• Stored entries:
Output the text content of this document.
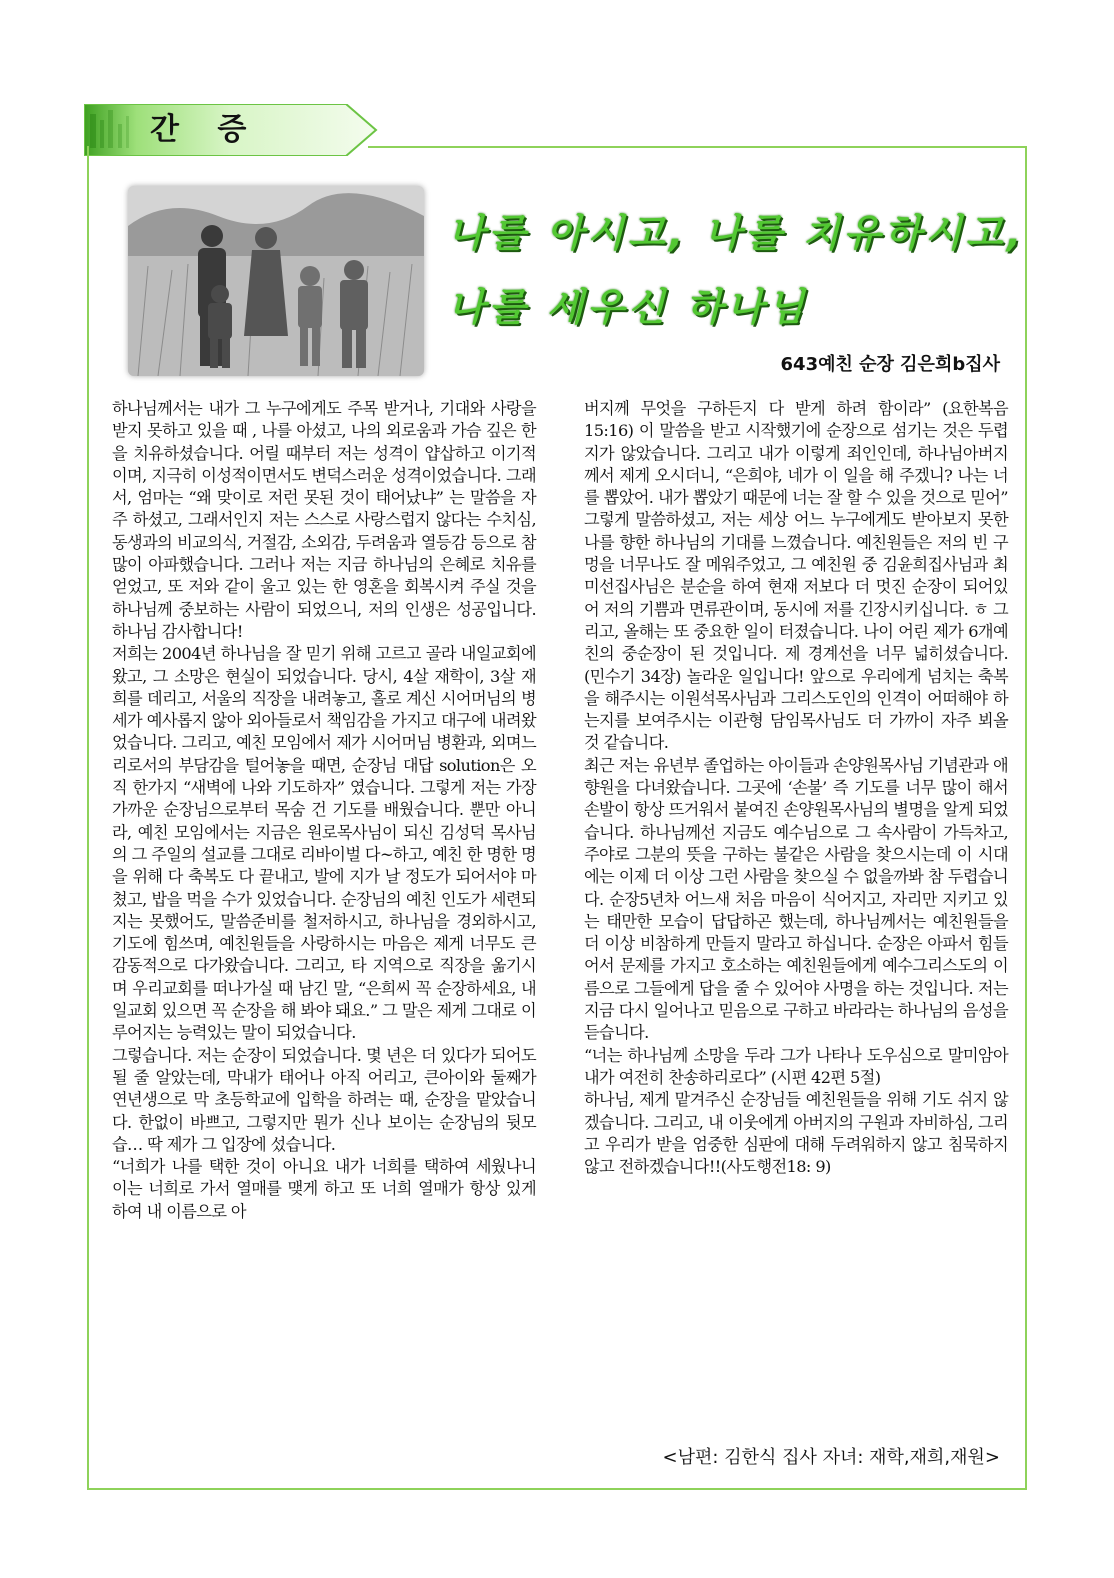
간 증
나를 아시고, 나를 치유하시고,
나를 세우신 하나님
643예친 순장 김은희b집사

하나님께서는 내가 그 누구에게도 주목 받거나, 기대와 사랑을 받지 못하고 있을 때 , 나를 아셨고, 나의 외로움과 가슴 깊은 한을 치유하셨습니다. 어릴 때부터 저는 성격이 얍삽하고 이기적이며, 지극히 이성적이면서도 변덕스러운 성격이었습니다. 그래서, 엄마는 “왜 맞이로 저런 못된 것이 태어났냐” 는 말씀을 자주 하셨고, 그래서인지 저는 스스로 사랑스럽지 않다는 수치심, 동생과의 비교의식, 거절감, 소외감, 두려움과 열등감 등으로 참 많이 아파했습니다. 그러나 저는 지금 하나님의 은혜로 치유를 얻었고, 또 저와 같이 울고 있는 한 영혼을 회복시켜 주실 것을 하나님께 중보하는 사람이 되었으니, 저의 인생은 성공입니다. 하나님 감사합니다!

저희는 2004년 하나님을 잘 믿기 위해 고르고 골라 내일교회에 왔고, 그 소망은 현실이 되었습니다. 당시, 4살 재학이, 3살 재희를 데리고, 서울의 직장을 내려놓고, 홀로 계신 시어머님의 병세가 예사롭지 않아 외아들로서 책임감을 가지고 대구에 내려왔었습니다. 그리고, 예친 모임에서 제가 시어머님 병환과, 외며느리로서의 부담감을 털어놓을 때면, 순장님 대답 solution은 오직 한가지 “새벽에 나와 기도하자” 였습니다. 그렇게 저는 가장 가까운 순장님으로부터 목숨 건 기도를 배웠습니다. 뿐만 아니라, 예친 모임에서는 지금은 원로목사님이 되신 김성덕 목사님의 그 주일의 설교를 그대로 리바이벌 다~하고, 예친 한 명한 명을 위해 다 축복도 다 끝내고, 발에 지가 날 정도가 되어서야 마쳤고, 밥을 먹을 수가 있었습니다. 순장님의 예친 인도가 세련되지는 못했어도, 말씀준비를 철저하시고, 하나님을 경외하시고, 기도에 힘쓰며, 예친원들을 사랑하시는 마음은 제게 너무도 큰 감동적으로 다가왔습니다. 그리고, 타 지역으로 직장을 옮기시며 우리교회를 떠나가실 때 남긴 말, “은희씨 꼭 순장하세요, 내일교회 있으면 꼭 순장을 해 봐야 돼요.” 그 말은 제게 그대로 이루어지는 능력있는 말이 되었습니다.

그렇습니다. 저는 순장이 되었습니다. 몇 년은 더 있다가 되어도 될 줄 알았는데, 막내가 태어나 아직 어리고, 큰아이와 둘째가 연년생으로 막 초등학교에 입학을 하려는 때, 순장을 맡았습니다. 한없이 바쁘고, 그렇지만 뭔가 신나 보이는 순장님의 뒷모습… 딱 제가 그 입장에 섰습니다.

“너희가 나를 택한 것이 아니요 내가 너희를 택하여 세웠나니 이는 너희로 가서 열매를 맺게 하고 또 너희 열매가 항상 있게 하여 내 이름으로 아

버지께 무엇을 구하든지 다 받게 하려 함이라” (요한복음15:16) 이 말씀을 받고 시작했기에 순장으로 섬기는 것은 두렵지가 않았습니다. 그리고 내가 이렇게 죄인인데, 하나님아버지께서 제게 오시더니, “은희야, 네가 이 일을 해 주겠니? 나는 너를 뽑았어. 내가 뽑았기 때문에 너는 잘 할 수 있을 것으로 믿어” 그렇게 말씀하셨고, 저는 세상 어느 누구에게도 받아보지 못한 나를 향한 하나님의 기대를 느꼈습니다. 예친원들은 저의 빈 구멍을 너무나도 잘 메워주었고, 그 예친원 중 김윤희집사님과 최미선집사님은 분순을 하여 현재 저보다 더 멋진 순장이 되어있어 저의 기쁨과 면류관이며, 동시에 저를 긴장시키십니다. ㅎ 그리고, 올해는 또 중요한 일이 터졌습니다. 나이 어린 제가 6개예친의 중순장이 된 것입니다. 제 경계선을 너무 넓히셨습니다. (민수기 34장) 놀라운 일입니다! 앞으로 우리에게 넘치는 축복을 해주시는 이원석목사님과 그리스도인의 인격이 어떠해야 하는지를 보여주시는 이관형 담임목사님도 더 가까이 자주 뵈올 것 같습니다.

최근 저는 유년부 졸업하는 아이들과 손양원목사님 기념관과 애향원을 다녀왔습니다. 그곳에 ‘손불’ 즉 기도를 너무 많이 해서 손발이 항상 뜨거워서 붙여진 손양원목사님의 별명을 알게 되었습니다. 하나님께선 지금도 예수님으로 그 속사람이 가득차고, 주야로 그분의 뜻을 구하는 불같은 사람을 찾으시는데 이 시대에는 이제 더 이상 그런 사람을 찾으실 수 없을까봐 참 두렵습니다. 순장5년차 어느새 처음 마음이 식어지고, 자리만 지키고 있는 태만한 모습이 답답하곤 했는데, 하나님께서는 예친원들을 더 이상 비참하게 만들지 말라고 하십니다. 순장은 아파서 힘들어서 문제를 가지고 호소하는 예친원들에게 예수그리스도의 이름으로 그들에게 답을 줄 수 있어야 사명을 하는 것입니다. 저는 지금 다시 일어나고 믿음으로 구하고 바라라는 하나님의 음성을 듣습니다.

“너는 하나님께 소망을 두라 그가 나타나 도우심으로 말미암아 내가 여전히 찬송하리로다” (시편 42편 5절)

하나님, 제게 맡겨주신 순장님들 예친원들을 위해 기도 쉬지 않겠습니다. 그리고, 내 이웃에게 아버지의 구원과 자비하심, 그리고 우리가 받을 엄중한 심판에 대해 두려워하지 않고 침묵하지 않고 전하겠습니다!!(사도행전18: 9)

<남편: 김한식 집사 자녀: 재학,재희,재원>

--

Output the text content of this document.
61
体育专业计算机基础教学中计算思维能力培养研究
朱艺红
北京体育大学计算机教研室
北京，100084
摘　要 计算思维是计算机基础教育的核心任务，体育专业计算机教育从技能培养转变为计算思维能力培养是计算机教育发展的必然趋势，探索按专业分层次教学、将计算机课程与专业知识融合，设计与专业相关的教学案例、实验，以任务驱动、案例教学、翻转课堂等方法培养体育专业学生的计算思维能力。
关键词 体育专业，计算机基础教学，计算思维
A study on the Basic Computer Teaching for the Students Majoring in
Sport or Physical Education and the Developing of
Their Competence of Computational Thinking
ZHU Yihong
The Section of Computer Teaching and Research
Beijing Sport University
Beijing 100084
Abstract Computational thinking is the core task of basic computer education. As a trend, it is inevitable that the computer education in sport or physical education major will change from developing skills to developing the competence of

• EXERCISE DIRECTIONS: Take every line that includes the string "Teaching" and copy it.

• SOLUTION BELOW:
A study on the Basic Computer Teaching for the Students Majoring in
The Section of Computer Teaching and Research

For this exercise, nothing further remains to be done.